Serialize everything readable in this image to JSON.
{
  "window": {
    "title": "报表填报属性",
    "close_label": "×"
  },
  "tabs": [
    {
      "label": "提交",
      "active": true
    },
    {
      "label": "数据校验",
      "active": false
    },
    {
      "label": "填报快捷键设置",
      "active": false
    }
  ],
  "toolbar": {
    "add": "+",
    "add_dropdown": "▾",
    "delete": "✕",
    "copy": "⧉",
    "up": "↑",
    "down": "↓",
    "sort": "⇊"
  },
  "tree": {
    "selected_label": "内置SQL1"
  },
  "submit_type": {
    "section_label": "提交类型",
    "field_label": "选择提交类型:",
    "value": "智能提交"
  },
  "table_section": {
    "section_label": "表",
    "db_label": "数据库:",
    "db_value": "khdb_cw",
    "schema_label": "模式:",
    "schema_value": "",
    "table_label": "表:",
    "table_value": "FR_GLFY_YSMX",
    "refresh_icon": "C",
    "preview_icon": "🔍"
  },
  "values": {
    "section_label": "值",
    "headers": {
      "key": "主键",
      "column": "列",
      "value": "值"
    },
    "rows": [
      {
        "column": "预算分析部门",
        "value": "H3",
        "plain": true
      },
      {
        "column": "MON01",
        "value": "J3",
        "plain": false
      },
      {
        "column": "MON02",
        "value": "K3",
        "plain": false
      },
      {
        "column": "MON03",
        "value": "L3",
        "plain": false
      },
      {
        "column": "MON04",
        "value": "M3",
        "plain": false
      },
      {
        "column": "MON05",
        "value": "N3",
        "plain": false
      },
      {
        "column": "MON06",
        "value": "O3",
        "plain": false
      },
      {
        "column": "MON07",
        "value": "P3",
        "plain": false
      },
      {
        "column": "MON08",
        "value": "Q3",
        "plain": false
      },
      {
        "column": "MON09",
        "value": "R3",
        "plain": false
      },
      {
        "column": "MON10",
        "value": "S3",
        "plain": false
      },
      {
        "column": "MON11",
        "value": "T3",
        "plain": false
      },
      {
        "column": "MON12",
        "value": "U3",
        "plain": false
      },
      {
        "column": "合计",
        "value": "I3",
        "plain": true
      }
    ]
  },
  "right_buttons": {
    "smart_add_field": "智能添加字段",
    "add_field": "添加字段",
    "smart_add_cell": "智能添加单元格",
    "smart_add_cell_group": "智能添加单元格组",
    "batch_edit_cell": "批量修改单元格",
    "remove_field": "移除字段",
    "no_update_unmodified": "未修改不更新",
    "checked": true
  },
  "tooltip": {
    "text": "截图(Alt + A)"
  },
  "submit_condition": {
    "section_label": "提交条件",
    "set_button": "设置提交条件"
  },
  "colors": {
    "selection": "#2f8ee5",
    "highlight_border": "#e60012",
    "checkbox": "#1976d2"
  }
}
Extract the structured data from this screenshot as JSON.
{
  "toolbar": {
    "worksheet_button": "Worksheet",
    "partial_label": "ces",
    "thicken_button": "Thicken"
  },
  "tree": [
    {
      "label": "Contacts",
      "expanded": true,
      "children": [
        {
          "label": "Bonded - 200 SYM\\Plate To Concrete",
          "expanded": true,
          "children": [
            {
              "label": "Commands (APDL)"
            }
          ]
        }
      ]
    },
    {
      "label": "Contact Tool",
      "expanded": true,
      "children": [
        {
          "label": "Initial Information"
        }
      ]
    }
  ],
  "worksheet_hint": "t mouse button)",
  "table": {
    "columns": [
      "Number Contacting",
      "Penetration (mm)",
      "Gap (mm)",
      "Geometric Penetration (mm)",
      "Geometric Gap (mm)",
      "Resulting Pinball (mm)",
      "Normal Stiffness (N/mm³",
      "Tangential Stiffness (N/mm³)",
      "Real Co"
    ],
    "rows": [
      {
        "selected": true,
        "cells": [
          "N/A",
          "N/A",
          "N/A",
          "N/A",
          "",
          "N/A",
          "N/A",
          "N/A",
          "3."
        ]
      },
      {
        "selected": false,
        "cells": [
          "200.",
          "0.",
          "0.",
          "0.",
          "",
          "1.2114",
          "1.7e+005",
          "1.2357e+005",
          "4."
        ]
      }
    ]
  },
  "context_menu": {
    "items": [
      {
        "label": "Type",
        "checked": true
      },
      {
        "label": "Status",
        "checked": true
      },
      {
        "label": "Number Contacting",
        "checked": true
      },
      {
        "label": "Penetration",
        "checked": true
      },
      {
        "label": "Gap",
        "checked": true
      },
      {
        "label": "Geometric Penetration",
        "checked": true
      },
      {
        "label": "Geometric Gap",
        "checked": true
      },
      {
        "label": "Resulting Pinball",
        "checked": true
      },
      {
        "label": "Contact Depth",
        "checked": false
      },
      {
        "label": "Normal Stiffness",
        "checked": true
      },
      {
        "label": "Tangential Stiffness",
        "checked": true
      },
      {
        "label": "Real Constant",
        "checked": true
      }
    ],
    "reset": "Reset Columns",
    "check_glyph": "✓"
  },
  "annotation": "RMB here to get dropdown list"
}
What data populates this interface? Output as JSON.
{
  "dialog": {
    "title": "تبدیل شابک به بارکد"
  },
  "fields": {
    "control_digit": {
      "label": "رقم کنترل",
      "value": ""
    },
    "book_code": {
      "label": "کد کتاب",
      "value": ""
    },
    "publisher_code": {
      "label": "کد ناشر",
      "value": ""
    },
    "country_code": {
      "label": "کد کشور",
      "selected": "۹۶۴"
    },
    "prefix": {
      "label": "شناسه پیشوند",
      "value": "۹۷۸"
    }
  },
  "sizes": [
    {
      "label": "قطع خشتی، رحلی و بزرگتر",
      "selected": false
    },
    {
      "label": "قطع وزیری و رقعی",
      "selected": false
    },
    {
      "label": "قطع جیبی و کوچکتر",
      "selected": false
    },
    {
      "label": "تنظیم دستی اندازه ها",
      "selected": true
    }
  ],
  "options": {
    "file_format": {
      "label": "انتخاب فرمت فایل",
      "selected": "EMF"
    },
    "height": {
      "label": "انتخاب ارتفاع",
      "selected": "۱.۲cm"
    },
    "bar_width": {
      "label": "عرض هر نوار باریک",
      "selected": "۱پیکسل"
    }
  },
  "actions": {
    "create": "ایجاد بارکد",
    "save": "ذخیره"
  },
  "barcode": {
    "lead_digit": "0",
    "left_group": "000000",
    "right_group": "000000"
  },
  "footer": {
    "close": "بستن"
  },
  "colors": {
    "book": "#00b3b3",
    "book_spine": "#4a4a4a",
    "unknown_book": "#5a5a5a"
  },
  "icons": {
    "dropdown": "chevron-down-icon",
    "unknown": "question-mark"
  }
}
§ §
__Your task__: Identify each line containing the string "Tangential" and copy it out.

__Output of the exercise__:
      "Tangential Stiffness (N/mm³)",
        "label": "Tangential Stiffness",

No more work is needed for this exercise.